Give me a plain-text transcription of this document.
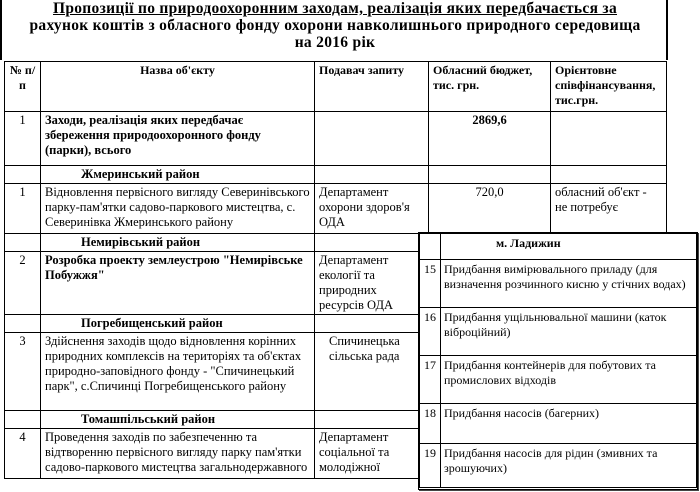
Пропозиції по природоохоронним заходам, реалізація яких передбачається за
рахунок коштів з обласного фонду охорони навколишнього природного середовища
на 2016 рік
№ п/п	Назва об'єкту	Подавач запиту	Обласний бюджет, тис. грн.	Орієнтовне співфінансування, тис.грн.
1	Заходи, реалізація яких передбачає збереження природоохоронного фонду (парки), всього		2869,6	
	Жмеринський район			
1	Відновлення первісного вигляду Северинівського парку-пам'ятки садово-паркового мистецтва, с. Северинівка Жмеринського району	Департамент охорони здоров'я ОДА	720,0	обласний об'єкт - не потребує
	Немирівський район			
2	Розробка проекту землеустрою "Немирівське Побужжя"	Департамент екології та природних ресурсів ОДА		
	Погребищенський район			
3	Здійснення заходів щодо відновлення корінних природних комплексів на територіях та об'єктах природно-заповідного фонду - "Спичинецький парк", с.Спичинці Погребищенського району	Спичинецька сільська рада		
	Томашпільський район			
4	Проведення заходів по забезпеченню та відтворенню первісного вигляду парку пам'ятки садово-паркового мистецтва загальнодержавного	Департамент соціальної та молодіжної		
	м. Ладижин
15	Придбання вимірювального приладу (для визначення розчинного кисню у стічних водах)
16	Придбання ущільнювальної машини (каток віброційний)
17	Придбання контейнерів для побутових та промислових відходів
18	Придбання насосів (багерних)
19	Придбання насосів для рідин (змивних та зрошуючих)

* **What is being asked**
From the material above, reproduce everything verbatim except the pictures.

* **Full solution**
Give me a plain-text transcription of this document.
Пропозиції по природоохоронним заходам, реалізація яких передбачається за
рахунок коштів з обласного фонду охорони навколишнього природного середовища
на 2016 рік
№ п/п	Назва об'єкту	Подавач запиту	Обласний бюджет, тис. грн.	Орієнтовне співфінансування, тис.грн.
1	Заходи, реалізація яких передбачає збереження природоохоронного фонду (парки), всього		2869,6	
	Жмеринський район			
1	Відновлення первісного вигляду Северинівського парку-пам'ятки садово-паркового мистецтва, с. Северинівка Жмеринського району	Департамент охорони здоров'я ОДА	720,0	обласний об'єкт - не потребує
	Немирівський район			
2	Розробка проекту землеустрою "Немирівське Побужжя"	Департамент екології та природних ресурсів ОДА		
	Погребищенський район			
3	Здійснення заходів щодо відновлення корінних природних комплексів на територіях та об'єктах природно-заповідного фонду - "Спичинецький парк", с.Спичинці Погребищенського району	Спичинецька сільська рада		
	Томашпільський район			
4	Проведення заходів по забезпеченню та відтворенню первісного вигляду парку пам'ятки садово-паркового мистецтва загальнодержавного	Департамент соціальної та молодіжної		
	м. Ладижин
15	Придбання вимірювального приладу (для визначення розчинного кисню у стічних водах)
16	Придбання ущільнювальної машини (каток віброційний)
17	Придбання контейнерів для побутових та промислових відходів
18	Придбання насосів (багерних)
19	Придбання насосів для рідин (змивних та зрошуючих)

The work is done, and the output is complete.